* _Records for this exercise_
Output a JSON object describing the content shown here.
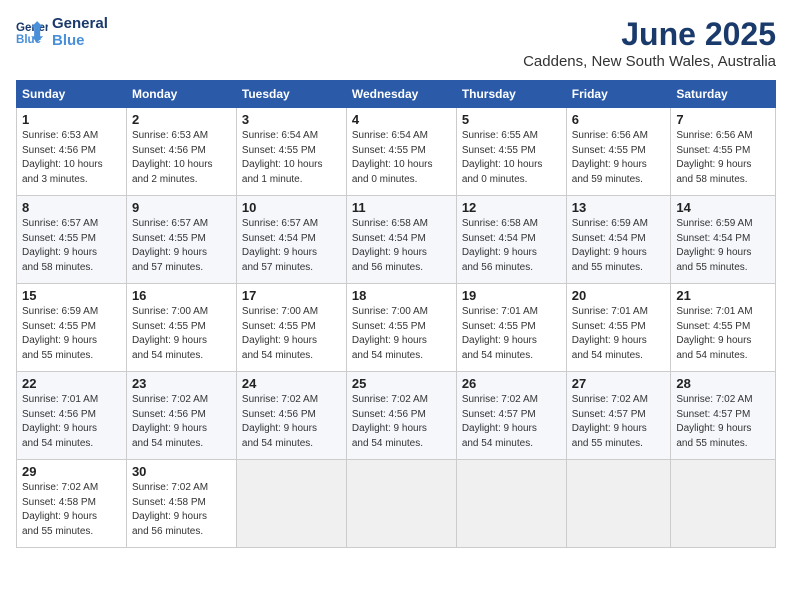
{
  "logo": {
    "line1": "General",
    "line2": "Blue"
  },
  "title": "June 2025",
  "subtitle": "Caddens, New South Wales, Australia",
  "weekdays": [
    "Sunday",
    "Monday",
    "Tuesday",
    "Wednesday",
    "Thursday",
    "Friday",
    "Saturday"
  ],
  "weeks": [
    [
      {
        "day": 1,
        "detail": "Sunrise: 6:53 AM\nSunset: 4:56 PM\nDaylight: 10 hours\nand 3 minutes."
      },
      {
        "day": 2,
        "detail": "Sunrise: 6:53 AM\nSunset: 4:56 PM\nDaylight: 10 hours\nand 2 minutes."
      },
      {
        "day": 3,
        "detail": "Sunrise: 6:54 AM\nSunset: 4:55 PM\nDaylight: 10 hours\nand 1 minute."
      },
      {
        "day": 4,
        "detail": "Sunrise: 6:54 AM\nSunset: 4:55 PM\nDaylight: 10 hours\nand 0 minutes."
      },
      {
        "day": 5,
        "detail": "Sunrise: 6:55 AM\nSunset: 4:55 PM\nDaylight: 10 hours\nand 0 minutes."
      },
      {
        "day": 6,
        "detail": "Sunrise: 6:56 AM\nSunset: 4:55 PM\nDaylight: 9 hours\nand 59 minutes."
      },
      {
        "day": 7,
        "detail": "Sunrise: 6:56 AM\nSunset: 4:55 PM\nDaylight: 9 hours\nand 58 minutes."
      }
    ],
    [
      {
        "day": 8,
        "detail": "Sunrise: 6:57 AM\nSunset: 4:55 PM\nDaylight: 9 hours\nand 58 minutes."
      },
      {
        "day": 9,
        "detail": "Sunrise: 6:57 AM\nSunset: 4:55 PM\nDaylight: 9 hours\nand 57 minutes."
      },
      {
        "day": 10,
        "detail": "Sunrise: 6:57 AM\nSunset: 4:54 PM\nDaylight: 9 hours\nand 57 minutes."
      },
      {
        "day": 11,
        "detail": "Sunrise: 6:58 AM\nSunset: 4:54 PM\nDaylight: 9 hours\nand 56 minutes."
      },
      {
        "day": 12,
        "detail": "Sunrise: 6:58 AM\nSunset: 4:54 PM\nDaylight: 9 hours\nand 56 minutes."
      },
      {
        "day": 13,
        "detail": "Sunrise: 6:59 AM\nSunset: 4:54 PM\nDaylight: 9 hours\nand 55 minutes."
      },
      {
        "day": 14,
        "detail": "Sunrise: 6:59 AM\nSunset: 4:54 PM\nDaylight: 9 hours\nand 55 minutes."
      }
    ],
    [
      {
        "day": 15,
        "detail": "Sunrise: 6:59 AM\nSunset: 4:55 PM\nDaylight: 9 hours\nand 55 minutes."
      },
      {
        "day": 16,
        "detail": "Sunrise: 7:00 AM\nSunset: 4:55 PM\nDaylight: 9 hours\nand 54 minutes."
      },
      {
        "day": 17,
        "detail": "Sunrise: 7:00 AM\nSunset: 4:55 PM\nDaylight: 9 hours\nand 54 minutes."
      },
      {
        "day": 18,
        "detail": "Sunrise: 7:00 AM\nSunset: 4:55 PM\nDaylight: 9 hours\nand 54 minutes."
      },
      {
        "day": 19,
        "detail": "Sunrise: 7:01 AM\nSunset: 4:55 PM\nDaylight: 9 hours\nand 54 minutes."
      },
      {
        "day": 20,
        "detail": "Sunrise: 7:01 AM\nSunset: 4:55 PM\nDaylight: 9 hours\nand 54 minutes."
      },
      {
        "day": 21,
        "detail": "Sunrise: 7:01 AM\nSunset: 4:55 PM\nDaylight: 9 hours\nand 54 minutes."
      }
    ],
    [
      {
        "day": 22,
        "detail": "Sunrise: 7:01 AM\nSunset: 4:56 PM\nDaylight: 9 hours\nand 54 minutes."
      },
      {
        "day": 23,
        "detail": "Sunrise: 7:02 AM\nSunset: 4:56 PM\nDaylight: 9 hours\nand 54 minutes."
      },
      {
        "day": 24,
        "detail": "Sunrise: 7:02 AM\nSunset: 4:56 PM\nDaylight: 9 hours\nand 54 minutes."
      },
      {
        "day": 25,
        "detail": "Sunrise: 7:02 AM\nSunset: 4:56 PM\nDaylight: 9 hours\nand 54 minutes."
      },
      {
        "day": 26,
        "detail": "Sunrise: 7:02 AM\nSunset: 4:57 PM\nDaylight: 9 hours\nand 54 minutes."
      },
      {
        "day": 27,
        "detail": "Sunrise: 7:02 AM\nSunset: 4:57 PM\nDaylight: 9 hours\nand 55 minutes."
      },
      {
        "day": 28,
        "detail": "Sunrise: 7:02 AM\nSunset: 4:57 PM\nDaylight: 9 hours\nand 55 minutes."
      }
    ],
    [
      {
        "day": 29,
        "detail": "Sunrise: 7:02 AM\nSunset: 4:58 PM\nDaylight: 9 hours\nand 55 minutes."
      },
      {
        "day": 30,
        "detail": "Sunrise: 7:02 AM\nSunset: 4:58 PM\nDaylight: 9 hours\nand 56 minutes."
      },
      null,
      null,
      null,
      null,
      null
    ]
  ]
}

* _To do_
Quote the entries above word for word. Leave the images out.

* _Written answer_
Output a JSON object describing the content shown here.
{
  "logo": {
    "line1": "General",
    "line2": "Blue"
  },
  "title": "June 2025",
  "subtitle": "Caddens, New South Wales, Australia",
  "weekdays": [
    "Sunday",
    "Monday",
    "Tuesday",
    "Wednesday",
    "Thursday",
    "Friday",
    "Saturday"
  ],
  "weeks": [
    [
      {
        "day": 1,
        "detail": "Sunrise: 6:53 AM\nSunset: 4:56 PM\nDaylight: 10 hours\nand 3 minutes."
      },
      {
        "day": 2,
        "detail": "Sunrise: 6:53 AM\nSunset: 4:56 PM\nDaylight: 10 hours\nand 2 minutes."
      },
      {
        "day": 3,
        "detail": "Sunrise: 6:54 AM\nSunset: 4:55 PM\nDaylight: 10 hours\nand 1 minute."
      },
      {
        "day": 4,
        "detail": "Sunrise: 6:54 AM\nSunset: 4:55 PM\nDaylight: 10 hours\nand 0 minutes."
      },
      {
        "day": 5,
        "detail": "Sunrise: 6:55 AM\nSunset: 4:55 PM\nDaylight: 10 hours\nand 0 minutes."
      },
      {
        "day": 6,
        "detail": "Sunrise: 6:56 AM\nSunset: 4:55 PM\nDaylight: 9 hours\nand 59 minutes."
      },
      {
        "day": 7,
        "detail": "Sunrise: 6:56 AM\nSunset: 4:55 PM\nDaylight: 9 hours\nand 58 minutes."
      }
    ],
    [
      {
        "day": 8,
        "detail": "Sunrise: 6:57 AM\nSunset: 4:55 PM\nDaylight: 9 hours\nand 58 minutes."
      },
      {
        "day": 9,
        "detail": "Sunrise: 6:57 AM\nSunset: 4:55 PM\nDaylight: 9 hours\nand 57 minutes."
      },
      {
        "day": 10,
        "detail": "Sunrise: 6:57 AM\nSunset: 4:54 PM\nDaylight: 9 hours\nand 57 minutes."
      },
      {
        "day": 11,
        "detail": "Sunrise: 6:58 AM\nSunset: 4:54 PM\nDaylight: 9 hours\nand 56 minutes."
      },
      {
        "day": 12,
        "detail": "Sunrise: 6:58 AM\nSunset: 4:54 PM\nDaylight: 9 hours\nand 56 minutes."
      },
      {
        "day": 13,
        "detail": "Sunrise: 6:59 AM\nSunset: 4:54 PM\nDaylight: 9 hours\nand 55 minutes."
      },
      {
        "day": 14,
        "detail": "Sunrise: 6:59 AM\nSunset: 4:54 PM\nDaylight: 9 hours\nand 55 minutes."
      }
    ],
    [
      {
        "day": 15,
        "detail": "Sunrise: 6:59 AM\nSunset: 4:55 PM\nDaylight: 9 hours\nand 55 minutes."
      },
      {
        "day": 16,
        "detail": "Sunrise: 7:00 AM\nSunset: 4:55 PM\nDaylight: 9 hours\nand 54 minutes."
      },
      {
        "day": 17,
        "detail": "Sunrise: 7:00 AM\nSunset: 4:55 PM\nDaylight: 9 hours\nand 54 minutes."
      },
      {
        "day": 18,
        "detail": "Sunrise: 7:00 AM\nSunset: 4:55 PM\nDaylight: 9 hours\nand 54 minutes."
      },
      {
        "day": 19,
        "detail": "Sunrise: 7:01 AM\nSunset: 4:55 PM\nDaylight: 9 hours\nand 54 minutes."
      },
      {
        "day": 20,
        "detail": "Sunrise: 7:01 AM\nSunset: 4:55 PM\nDaylight: 9 hours\nand 54 minutes."
      },
      {
        "day": 21,
        "detail": "Sunrise: 7:01 AM\nSunset: 4:55 PM\nDaylight: 9 hours\nand 54 minutes."
      }
    ],
    [
      {
        "day": 22,
        "detail": "Sunrise: 7:01 AM\nSunset: 4:56 PM\nDaylight: 9 hours\nand 54 minutes."
      },
      {
        "day": 23,
        "detail": "Sunrise: 7:02 AM\nSunset: 4:56 PM\nDaylight: 9 hours\nand 54 minutes."
      },
      {
        "day": 24,
        "detail": "Sunrise: 7:02 AM\nSunset: 4:56 PM\nDaylight: 9 hours\nand 54 minutes."
      },
      {
        "day": 25,
        "detail": "Sunrise: 7:02 AM\nSunset: 4:56 PM\nDaylight: 9 hours\nand 54 minutes."
      },
      {
        "day": 26,
        "detail": "Sunrise: 7:02 AM\nSunset: 4:57 PM\nDaylight: 9 hours\nand 54 minutes."
      },
      {
        "day": 27,
        "detail": "Sunrise: 7:02 AM\nSunset: 4:57 PM\nDaylight: 9 hours\nand 55 minutes."
      },
      {
        "day": 28,
        "detail": "Sunrise: 7:02 AM\nSunset: 4:57 PM\nDaylight: 9 hours\nand 55 minutes."
      }
    ],
    [
      {
        "day": 29,
        "detail": "Sunrise: 7:02 AM\nSunset: 4:58 PM\nDaylight: 9 hours\nand 55 minutes."
      },
      {
        "day": 30,
        "detail": "Sunrise: 7:02 AM\nSunset: 4:58 PM\nDaylight: 9 hours\nand 56 minutes."
      },
      null,
      null,
      null,
      null,
      null
    ]
  ]
}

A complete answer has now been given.